What you need to do :: Using the data below, repeat all of it precisely.

□ □ □ □ □

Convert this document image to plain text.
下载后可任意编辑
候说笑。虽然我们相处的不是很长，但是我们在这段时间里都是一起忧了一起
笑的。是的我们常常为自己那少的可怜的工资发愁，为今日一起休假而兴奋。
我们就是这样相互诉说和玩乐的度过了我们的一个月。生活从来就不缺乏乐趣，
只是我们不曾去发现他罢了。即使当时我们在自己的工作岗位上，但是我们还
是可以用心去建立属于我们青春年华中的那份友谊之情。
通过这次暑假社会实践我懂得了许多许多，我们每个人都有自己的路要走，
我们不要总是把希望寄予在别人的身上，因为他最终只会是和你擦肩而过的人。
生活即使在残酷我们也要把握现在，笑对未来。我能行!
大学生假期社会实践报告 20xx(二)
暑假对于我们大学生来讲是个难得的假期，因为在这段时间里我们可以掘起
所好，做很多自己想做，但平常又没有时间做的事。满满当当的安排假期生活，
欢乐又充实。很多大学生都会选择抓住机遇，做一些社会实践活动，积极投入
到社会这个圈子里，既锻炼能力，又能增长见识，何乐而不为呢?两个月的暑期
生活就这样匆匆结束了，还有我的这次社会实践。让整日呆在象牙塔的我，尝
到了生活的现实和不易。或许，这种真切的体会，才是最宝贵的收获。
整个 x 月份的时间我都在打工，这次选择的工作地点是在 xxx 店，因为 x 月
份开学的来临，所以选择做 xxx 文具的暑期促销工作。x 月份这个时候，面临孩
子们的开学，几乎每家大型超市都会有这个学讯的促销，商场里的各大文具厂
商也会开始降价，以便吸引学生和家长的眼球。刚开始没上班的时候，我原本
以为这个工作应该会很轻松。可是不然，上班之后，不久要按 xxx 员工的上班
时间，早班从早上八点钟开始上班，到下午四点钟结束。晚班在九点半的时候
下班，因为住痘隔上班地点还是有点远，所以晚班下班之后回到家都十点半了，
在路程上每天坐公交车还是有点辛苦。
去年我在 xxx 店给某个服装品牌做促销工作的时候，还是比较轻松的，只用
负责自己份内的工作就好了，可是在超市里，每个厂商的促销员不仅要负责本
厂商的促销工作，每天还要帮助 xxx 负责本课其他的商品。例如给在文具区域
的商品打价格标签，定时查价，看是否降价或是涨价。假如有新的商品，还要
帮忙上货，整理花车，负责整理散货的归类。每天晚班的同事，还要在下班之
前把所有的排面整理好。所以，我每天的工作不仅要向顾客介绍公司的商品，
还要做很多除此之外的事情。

□ □ □ □ □

Solution to this problem ::
Convert this document image to plain text.
下载后可任意编辑
候说笑。虽然我们相处的不是很长，但是我们在这段时间里都是一起忧了一起
笑的。是的我们常常为自己那少的可怜的工资发愁，为今日一起休假而兴奋。
我们就是这样相互诉说和玩乐的度过了我们的一个月。生活从来就不缺乏乐趣，
只是我们不曾去发现他罢了。即使当时我们在自己的工作岗位上，但是我们还
是可以用心去建立属于我们青春年华中的那份友谊之情。
通过这次暑假社会实践我懂得了许多许多，我们每个人都有自己的路要走，
我们不要总是把希望寄予在别人的身上，因为他最终只会是和你擦肩而过的人。
生活即使在残酷我们也要把握现在，笑对未来。我能行!
大学生假期社会实践报告 20xx(二)
暑假对于我们大学生来讲是个难得的假期，因为在这段时间里我们可以掘起
所好，做很多自己想做，但平常又没有时间做的事。满满当当的安排假期生活，
欢乐又充实。很多大学生都会选择抓住机遇，做一些社会实践活动，积极投入
到社会这个圈子里，既锻炼能力，又能增长见识，何乐而不为呢?两个月的暑期
生活就这样匆匆结束了，还有我的这次社会实践。让整日呆在象牙塔的我，尝
到了生活的现实和不易。或许，这种真切的体会，才是最宝贵的收获。
整个 x 月份的时间我都在打工，这次选择的工作地点是在 xxx 店，因为 x 月
份开学的来临，所以选择做 xxx 文具的暑期促销工作。x 月份这个时候，面临孩
子们的开学，几乎每家大型超市都会有这个学讯的促销，商场里的各大文具厂
商也会开始降价，以便吸引学生和家长的眼球。刚开始没上班的时候，我原本
以为这个工作应该会很轻松。可是不然，上班之后，不久要按 xxx 员工的上班
时间，早班从早上八点钟开始上班，到下午四点钟结束。晚班在九点半的时候
下班，因为住痘隔上班地点还是有点远，所以晚班下班之后回到家都十点半了，
在路程上每天坐公交车还是有点辛苦。
去年我在 xxx 店给某个服装品牌做促销工作的时候，还是比较轻松的，只用
负责自己份内的工作就好了，可是在超市里，每个厂商的促销员不仅要负责本
厂商的促销工作，每天还要帮助 xxx 负责本课其他的商品。例如给在文具区域
的商品打价格标签，定时查价，看是否降价或是涨价。假如有新的商品，还要
帮忙上货，整理花车，负责整理散货的归类。每天晚班的同事，还要在下班之
前把所有的排面整理好。所以，我每天的工作不仅要向顾客介绍公司的商品，
还要做很多除此之外的事情。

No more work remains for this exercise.